==== Auszug

Dieser Beitrag wurde am 11.11.2019 um die offizielle Klarstellung (siehe unten) aktualisiert.
EN ISO 12100:2010 ist weiterhin als harmonisierte Norm im Amtsblatt der EU gelistet. Hintergründe zur vorübergehenden Verwirrung rund um den am 18.3.2019 erschienenen EU-Durchführungsbeschluss. Im Durchführungsbeschluss 2019/436 der EU-Kommission vom 18. März 2019 über die harmonisierten Normen für Maschinen zur Unterstützung der Richtlinie 2006/42/EG heißt es im Erwägungsgrund Nr. 14:
„Die harmonisierten Normen EN 786:1996+A2:2009; EN 61496-1:2013; EN ISO 11200:2014 und EN ISO 12100:2010 sollten entfernt werden, da sie die von der Richtlinie 2006/42/EG gestellten Anforderungen nicht mehr erfüllen.“
In Art. 2 des Beschlusses heißt es dann:
„Die Fundstellen harmonisierter Normen für Maschinen zur Unterstützung der Richtlinie 2006/42/EG, die im Anhang III dieses Beschlusses aufgeführt sind, werden hiermit zu den in diesem Anhang genannten Zeitpunkten aus dem Amtsblatt der Europäischen Union entfernt.“
Die EN ISO 12100:2010 ist dann aber nicht mehr genannt. Ist die technische Norm nun noch harmonisiert? Was ist die rechtliche Wirkung der Erwägungsgründe (Englisch = recital) in europäischen Rechtsakten? Erwägungsgründe sind wie Präambeln bei Verträgen: sie sind nicht das per Verordnung, Richtlinie oder (wie hier) Beschluss Geltende – ebenso wenig wie eine Vertragspräambel zum Vereinbarten gehört. Aber Erwägungsgründe sind „eine Art Gesetzesbegründung“[1] und können „zur Auslegung beitragen“[2]; in den Erwägungsgründen liegt das „eindeutige Ermittlungsgewicht für den Willen des Normgebers“[3].

========

→ Schriftliche Aufgabe A:
Übertragen Sie sämtliche Zeilen des Datensatzes unten Wort für Wort. Lassen Sie dabei die Bilder weg.
→ Schriftliche Aufgabe B:
Führen Sie den Auszug zur Norm EN ISO 12100:2010 oben im selben Stil weiter und knüpfen Sie an seinen letzten Satz an.

==== Zu verwendende Daten

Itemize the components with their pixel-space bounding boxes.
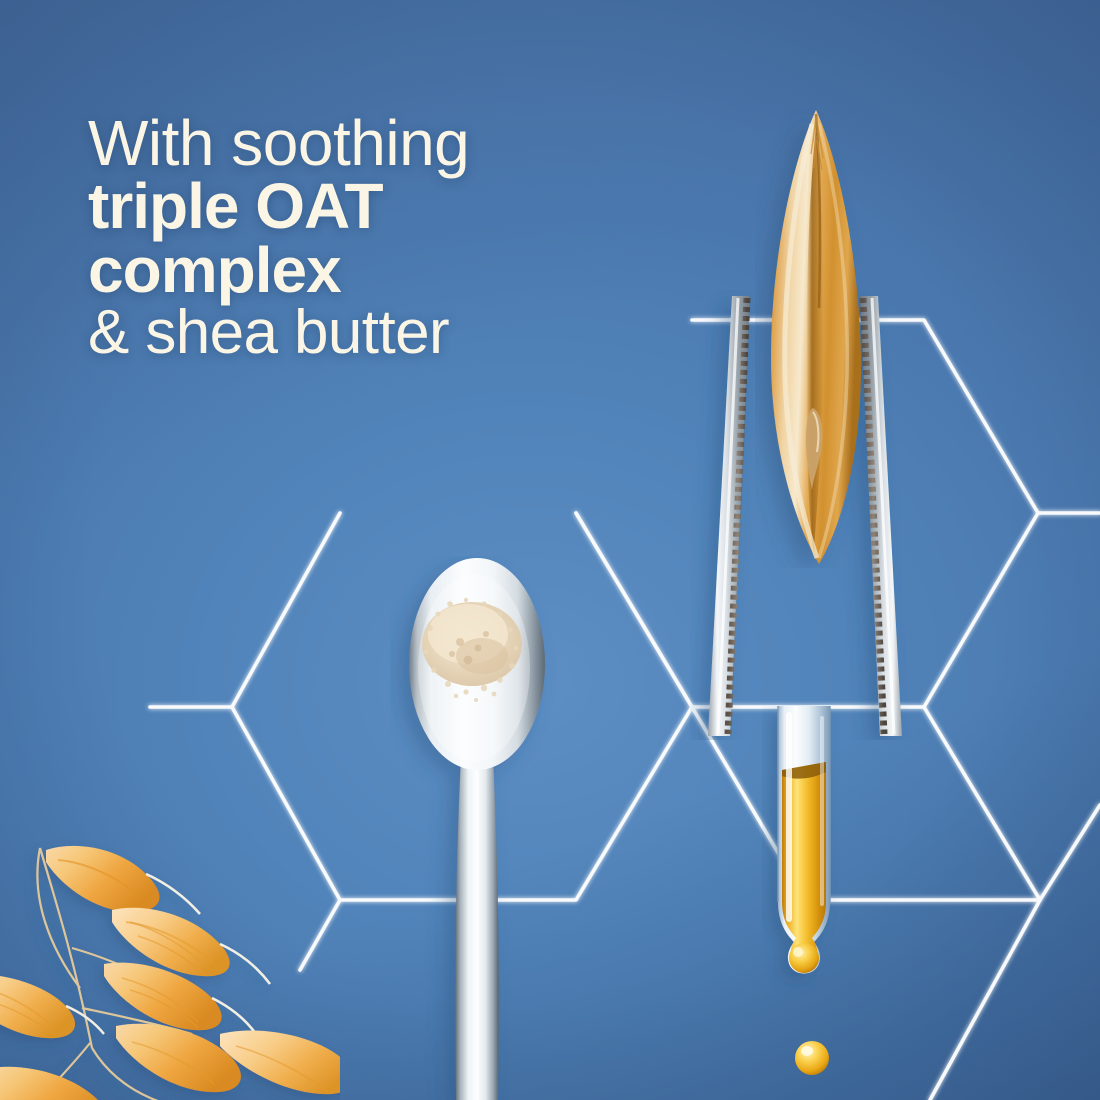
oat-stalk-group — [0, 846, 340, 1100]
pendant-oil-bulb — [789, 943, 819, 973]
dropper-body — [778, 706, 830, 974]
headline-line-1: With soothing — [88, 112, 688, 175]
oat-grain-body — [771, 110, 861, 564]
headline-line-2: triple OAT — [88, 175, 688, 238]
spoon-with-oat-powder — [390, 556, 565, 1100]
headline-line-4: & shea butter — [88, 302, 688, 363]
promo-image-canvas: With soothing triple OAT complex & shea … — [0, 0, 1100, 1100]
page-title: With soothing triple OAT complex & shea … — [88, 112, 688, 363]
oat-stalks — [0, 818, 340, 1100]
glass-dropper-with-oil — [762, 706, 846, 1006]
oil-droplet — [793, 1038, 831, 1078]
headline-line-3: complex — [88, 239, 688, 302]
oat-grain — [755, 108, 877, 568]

========

→ Erwartete Ausgabe A:
Itemize the components with their pixel-space bounding boxes.
oat-stalk-group — [0, 846, 340, 1100]
pendant-oil-bulb — [789, 943, 819, 973]
dropper-body — [778, 706, 830, 974]
headline-line-1: With soothing — [88, 112, 688, 175]
oat-grain-body — [771, 110, 861, 564]
headline-line-2: triple OAT — [88, 175, 688, 238]
spoon-with-oat-powder — [390, 556, 565, 1100]
headline-line-4: & shea butter — [88, 302, 688, 363]
promo-image-canvas: With soothing triple OAT complex & shea … — [0, 0, 1100, 1100]
page-title: With soothing triple OAT complex & shea … — [88, 112, 688, 363]
oat-stalks — [0, 818, 340, 1100]
glass-dropper-with-oil — [762, 706, 846, 1006]
oil-droplet — [793, 1038, 831, 1078]
headline-line-3: complex — [88, 239, 688, 302]
oat-grain — [755, 108, 877, 568]

→ Erwartete Ausgabe B:
Aber wie soll ein Erwägungsgrund bei der Ermittlung und Auslegung des Sinn und Zwecks helfen, wenn im Rechtsakt selbst nichts (oder etwas ganz Anderes) steht?
Der Europäische Gerichtshof (EuGH) hat immer wieder betont, dass „die Begründungserwägungen eines Gemeinschaftsrechtsakts rechtlich nicht verbindlich sind und weder herangezogen werden können, um von den Bestimmungen des betreffenden Rechtsakts abzuweichen, noch, um diese Bestimmungen in einem Sinne auszulegen, der ihrem Wortlaut offensichtlich widerspricht“[4].
Damit ist die EN ISO 12100:2010 noch im Amtsblatt gelistet, denn ein Erwägungsgrund kann nicht herbeiführen, was im „geltenden“ Rechtsakt nicht gesagt ist; das „Vorwort“ steht sozusagen im Widerspruch zum „Geltenden“. Der Erwägungsgrund ist ja auch dem Wortlaut nur eine Ankündigung, was geschehen „soll“, dann aber im Durchführungsbeschluss nicht „getan“ worden ist. In anderen Worten: Erwägungsgründe müssen herangezogen werden bei Unklarheiten im Rechtsakt – hier ist aber nichts unklar. Denn in Art. 2 i.V.m. Anhang III des Beschlusses steht die EN ISO 12100:2010 nicht. Inzwischen wurde auch von mehreren Stellen gemeldet, dass es sich bei der Nennung von EN ISO 12100:2010 im Erwägungsgrund 14 um einen redaktionellen Fehler („editorial Error“) handelt.
Die (versehentliche) Nennung von EN ISO 12100:2010 im Erwägungsgrund des oben genannten Dokuments hat keinen Einfluss auf den Status der im Amtsblatt der europäischen Union veröffentlichten Norm.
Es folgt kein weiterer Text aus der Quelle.